==== Input material

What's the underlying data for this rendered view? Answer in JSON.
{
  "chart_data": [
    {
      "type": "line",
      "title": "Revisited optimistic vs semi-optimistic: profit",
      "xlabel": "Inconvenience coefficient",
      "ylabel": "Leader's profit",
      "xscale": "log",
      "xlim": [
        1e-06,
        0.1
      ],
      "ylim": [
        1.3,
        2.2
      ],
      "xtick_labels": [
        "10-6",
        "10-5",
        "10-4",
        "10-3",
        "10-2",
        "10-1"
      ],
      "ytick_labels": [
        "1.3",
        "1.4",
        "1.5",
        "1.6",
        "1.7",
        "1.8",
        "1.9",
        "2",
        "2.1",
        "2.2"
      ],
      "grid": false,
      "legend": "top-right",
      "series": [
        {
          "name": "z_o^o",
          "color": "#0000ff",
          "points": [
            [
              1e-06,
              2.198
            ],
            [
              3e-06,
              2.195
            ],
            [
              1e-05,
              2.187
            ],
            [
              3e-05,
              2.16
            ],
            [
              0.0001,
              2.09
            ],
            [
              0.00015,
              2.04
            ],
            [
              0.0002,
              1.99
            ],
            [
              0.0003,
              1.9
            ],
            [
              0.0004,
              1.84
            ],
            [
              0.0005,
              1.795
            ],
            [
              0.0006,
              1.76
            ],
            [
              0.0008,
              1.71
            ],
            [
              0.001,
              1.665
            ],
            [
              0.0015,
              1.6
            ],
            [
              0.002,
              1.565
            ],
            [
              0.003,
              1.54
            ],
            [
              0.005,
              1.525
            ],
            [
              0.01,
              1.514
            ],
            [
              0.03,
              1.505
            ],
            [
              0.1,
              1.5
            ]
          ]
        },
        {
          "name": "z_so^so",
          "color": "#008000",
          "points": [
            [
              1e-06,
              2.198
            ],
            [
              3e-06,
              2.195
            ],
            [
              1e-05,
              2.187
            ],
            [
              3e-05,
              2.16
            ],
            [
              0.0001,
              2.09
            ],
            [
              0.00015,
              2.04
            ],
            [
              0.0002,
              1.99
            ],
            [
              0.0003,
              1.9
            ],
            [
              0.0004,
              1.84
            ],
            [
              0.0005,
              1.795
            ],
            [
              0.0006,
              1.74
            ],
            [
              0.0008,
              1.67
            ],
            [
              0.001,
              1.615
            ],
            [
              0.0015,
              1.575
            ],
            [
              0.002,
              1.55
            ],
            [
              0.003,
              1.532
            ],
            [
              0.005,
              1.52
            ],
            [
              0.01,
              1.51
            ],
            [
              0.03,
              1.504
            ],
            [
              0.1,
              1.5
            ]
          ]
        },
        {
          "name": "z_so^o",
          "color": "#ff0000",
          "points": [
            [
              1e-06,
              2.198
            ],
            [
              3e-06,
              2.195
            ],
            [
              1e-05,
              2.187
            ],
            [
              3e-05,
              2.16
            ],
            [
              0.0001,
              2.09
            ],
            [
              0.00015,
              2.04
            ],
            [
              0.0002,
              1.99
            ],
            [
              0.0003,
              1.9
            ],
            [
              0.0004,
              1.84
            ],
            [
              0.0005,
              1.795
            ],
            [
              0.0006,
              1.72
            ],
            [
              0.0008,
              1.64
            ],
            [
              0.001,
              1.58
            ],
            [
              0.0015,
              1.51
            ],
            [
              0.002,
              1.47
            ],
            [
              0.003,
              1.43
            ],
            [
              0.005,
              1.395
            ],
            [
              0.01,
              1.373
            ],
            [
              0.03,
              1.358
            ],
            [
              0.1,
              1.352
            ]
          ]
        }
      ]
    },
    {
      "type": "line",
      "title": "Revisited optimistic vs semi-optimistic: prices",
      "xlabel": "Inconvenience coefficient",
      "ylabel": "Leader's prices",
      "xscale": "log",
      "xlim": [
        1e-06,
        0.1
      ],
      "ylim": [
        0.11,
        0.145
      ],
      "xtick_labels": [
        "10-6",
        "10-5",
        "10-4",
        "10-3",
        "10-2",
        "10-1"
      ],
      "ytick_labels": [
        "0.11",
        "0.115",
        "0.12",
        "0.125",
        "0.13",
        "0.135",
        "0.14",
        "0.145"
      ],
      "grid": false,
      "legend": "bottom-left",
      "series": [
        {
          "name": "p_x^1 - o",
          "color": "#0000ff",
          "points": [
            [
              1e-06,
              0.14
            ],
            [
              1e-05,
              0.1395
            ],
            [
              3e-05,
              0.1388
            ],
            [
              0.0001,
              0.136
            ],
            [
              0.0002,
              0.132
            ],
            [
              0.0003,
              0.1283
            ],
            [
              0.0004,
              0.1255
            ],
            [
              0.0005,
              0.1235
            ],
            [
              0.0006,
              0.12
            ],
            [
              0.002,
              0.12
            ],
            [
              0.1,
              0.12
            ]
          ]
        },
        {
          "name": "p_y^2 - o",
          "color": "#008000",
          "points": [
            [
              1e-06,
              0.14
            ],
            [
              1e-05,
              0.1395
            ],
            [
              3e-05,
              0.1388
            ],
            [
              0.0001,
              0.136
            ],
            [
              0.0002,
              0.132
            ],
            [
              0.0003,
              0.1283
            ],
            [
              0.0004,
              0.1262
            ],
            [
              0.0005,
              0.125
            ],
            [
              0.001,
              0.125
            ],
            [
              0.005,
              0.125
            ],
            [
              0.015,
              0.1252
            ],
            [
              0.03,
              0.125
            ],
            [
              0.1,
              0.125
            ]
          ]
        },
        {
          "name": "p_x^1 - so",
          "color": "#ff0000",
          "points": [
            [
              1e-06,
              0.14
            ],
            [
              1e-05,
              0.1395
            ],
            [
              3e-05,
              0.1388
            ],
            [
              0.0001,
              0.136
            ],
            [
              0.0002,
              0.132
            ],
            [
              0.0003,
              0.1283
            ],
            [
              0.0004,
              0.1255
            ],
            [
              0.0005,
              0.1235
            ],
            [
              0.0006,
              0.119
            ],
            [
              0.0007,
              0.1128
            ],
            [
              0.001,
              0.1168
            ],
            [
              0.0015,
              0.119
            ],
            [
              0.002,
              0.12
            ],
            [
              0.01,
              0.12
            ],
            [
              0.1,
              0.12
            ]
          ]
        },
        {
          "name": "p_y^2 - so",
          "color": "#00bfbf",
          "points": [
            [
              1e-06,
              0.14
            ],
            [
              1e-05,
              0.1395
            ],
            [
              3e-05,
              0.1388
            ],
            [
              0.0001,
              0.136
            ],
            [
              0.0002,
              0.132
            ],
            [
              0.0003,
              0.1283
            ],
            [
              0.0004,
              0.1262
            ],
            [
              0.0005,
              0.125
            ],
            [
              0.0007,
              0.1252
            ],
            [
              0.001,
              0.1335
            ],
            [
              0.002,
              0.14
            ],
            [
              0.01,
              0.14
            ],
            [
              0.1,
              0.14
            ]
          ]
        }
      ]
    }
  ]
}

========

▶ **Requirement**
Print out all the entries precisely as written.

▶ **Output of the exercise**
What's the underlying data for this rendered view? Answer in JSON.
{
  "chart_data": [
    {
      "type": "line",
      "title": "Revisited optimistic vs semi-optimistic: profit",
      "xlabel": "Inconvenience coefficient",
      "ylabel": "Leader's profit",
      "xscale": "log",
      "xlim": [
        1e-06,
        0.1
      ],
      "ylim": [
        1.3,
        2.2
      ],
      "xtick_labels": [
        "10-6",
        "10-5",
        "10-4",
        "10-3",
        "10-2",
        "10-1"
      ],
      "ytick_labels": [
        "1.3",
        "1.4",
        "1.5",
        "1.6",
        "1.7",
        "1.8",
        "1.9",
        "2",
        "2.1",
        "2.2"
      ],
      "grid": false,
      "legend": "top-right",
      "series": [
        {
          "name": "z_o^o",
          "color": "#0000ff",
          "points": [
            [
              1e-06,
              2.198
            ],
            [
              3e-06,
              2.195
            ],
            [
              1e-05,
              2.187
            ],
            [
              3e-05,
              2.16
            ],
            [
              0.0001,
              2.09
            ],
            [
              0.00015,
              2.04
            ],
            [
              0.0002,
              1.99
            ],
            [
              0.0003,
              1.9
            ],
            [
              0.0004,
              1.84
            ],
            [
              0.0005,
              1.795
            ],
            [
              0.0006,
              1.76
            ],
            [
              0.0008,
              1.71
            ],
            [
              0.001,
              1.665
            ],
            [
              0.0015,
              1.6
            ],
            [
              0.002,
              1.565
            ],
            [
              0.003,
              1.54
            ],
            [
              0.005,
              1.525
            ],
            [
              0.01,
              1.514
            ],
            [
              0.03,
              1.505
            ],
            [
              0.1,
              1.5
            ]
          ]
        },
        {
          "name": "z_so^so",
          "color": "#008000",
          "points": [
            [
              1e-06,
              2.198
            ],
            [
              3e-06,
              2.195
            ],
            [
              1e-05,
              2.187
            ],
            [
              3e-05,
              2.16
            ],
            [
              0.0001,
              2.09
            ],
            [
              0.00015,
              2.04
            ],
            [
              0.0002,
              1.99
            ],
            [
              0.0003,
              1.9
            ],
            [
              0.0004,
              1.84
            ],
            [
              0.0005,
              1.795
            ],
            [
              0.0006,
              1.74
            ],
            [
              0.0008,
              1.67
            ],
            [
              0.001,
              1.615
            ],
            [
              0.0015,
              1.575
            ],
            [
              0.002,
              1.55
            ],
            [
              0.003,
              1.532
            ],
            [
              0.005,
              1.52
            ],
            [
              0.01,
              1.51
            ],
            [
              0.03,
              1.504
            ],
            [
              0.1,
              1.5
            ]
          ]
        },
        {
          "name": "z_so^o",
          "color": "#ff0000",
          "points": [
            [
              1e-06,
              2.198
            ],
            [
              3e-06,
              2.195
            ],
            [
              1e-05,
              2.187
            ],
            [
              3e-05,
              2.16
            ],
            [
              0.0001,
              2.09
            ],
            [
              0.00015,
              2.04
            ],
            [
              0.0002,
              1.99
            ],
            [
              0.0003,
              1.9
            ],
            [
              0.0004,
              1.84
            ],
            [
              0.0005,
              1.795
            ],
            [
              0.0006,
              1.72
            ],
            [
              0.0008,
              1.64
            ],
            [
              0.001,
              1.58
            ],
            [
              0.0015,
              1.51
            ],
            [
              0.002,
              1.47
            ],
            [
              0.003,
              1.43
            ],
            [
              0.005,
              1.395
            ],
            [
              0.01,
              1.373
            ],
            [
              0.03,
              1.358
            ],
            [
              0.1,
              1.352
            ]
          ]
        }
      ]
    },
    {
      "type": "line",
      "title": "Revisited optimistic vs semi-optimistic: prices",
      "xlabel": "Inconvenience coefficient",
      "ylabel": "Leader's prices",
      "xscale": "log",
      "xlim": [
        1e-06,
        0.1
      ],
      "ylim": [
        0.11,
        0.145
      ],
      "xtick_labels": [
        "10-6",
        "10-5",
        "10-4",
        "10-3",
        "10-2",
        "10-1"
      ],
      "ytick_labels": [
        "0.11",
        "0.115",
        "0.12",
        "0.125",
        "0.13",
        "0.135",
        "0.14",
        "0.145"
      ],
      "grid": false,
      "legend": "bottom-left",
      "series": [
        {
          "name": "p_x^1 - o",
          "color": "#0000ff",
          "points": [
            [
              1e-06,
              0.14
            ],
            [
              1e-05,
              0.1395
            ],
            [
              3e-05,
              0.1388
            ],
            [
              0.0001,
              0.136
            ],
            [
              0.0002,
              0.132
            ],
            [
              0.0003,
              0.1283
            ],
            [
              0.0004,
              0.1255
            ],
            [
              0.0005,
              0.1235
            ],
            [
              0.0006,
              0.12
            ],
            [
              0.002,
              0.12
            ],
            [
              0.1,
              0.12
            ]
          ]
        },
        {
          "name": "p_y^2 - o",
          "color": "#008000",
          "points": [
            [
              1e-06,
              0.14
            ],
            [
              1e-05,
              0.1395
            ],
            [
              3e-05,
              0.1388
            ],
            [
              0.0001,
              0.136
            ],
            [
              0.0002,
              0.132
            ],
            [
              0.0003,
              0.1283
            ],
            [
              0.0004,
              0.1262
            ],
            [
              0.0005,
              0.125
            ],
            [
              0.001,
              0.125
            ],
            [
              0.005,
              0.125
            ],
            [
              0.015,
              0.1252
            ],
            [
              0.03,
              0.125
            ],
            [
              0.1,
              0.125
            ]
          ]
        },
        {
          "name": "p_x^1 - so",
          "color": "#ff0000",
          "points": [
            [
              1e-06,
              0.14
            ],
            [
              1e-05,
              0.1395
            ],
            [
              3e-05,
              0.1388
            ],
            [
              0.0001,
              0.136
            ],
            [
              0.0002,
              0.132
            ],
            [
              0.0003,
              0.1283
            ],
            [
              0.0004,
              0.1255
            ],
            [
              0.0005,
              0.1235
            ],
            [
              0.0006,
              0.119
            ],
            [
              0.0007,
              0.1128
            ],
            [
              0.001,
              0.1168
            ],
            [
              0.0015,
              0.119
            ],
            [
              0.002,
              0.12
            ],
            [
              0.01,
              0.12
            ],
            [
              0.1,
              0.12
            ]
          ]
        },
        {
          "name": "p_y^2 - so",
          "color": "#00bfbf",
          "points": [
            [
              1e-06,
              0.14
            ],
            [
              1e-05,
              0.1395
            ],
            [
              3e-05,
              0.1388
            ],
            [
              0.0001,
              0.136
            ],
            [
              0.0002,
              0.132
            ],
            [
              0.0003,
              0.1283
            ],
            [
              0.0004,
              0.1262
            ],
            [
              0.0005,
              0.125
            ],
            [
              0.0007,
              0.1252
            ],
            [
              0.001,
              0.1335
            ],
            [
              0.002,
              0.14
            ],
            [
              0.01,
              0.14
            ],
            [
              0.1,
              0.14
            ]
          ]
        }
      ]
    }
  ]
}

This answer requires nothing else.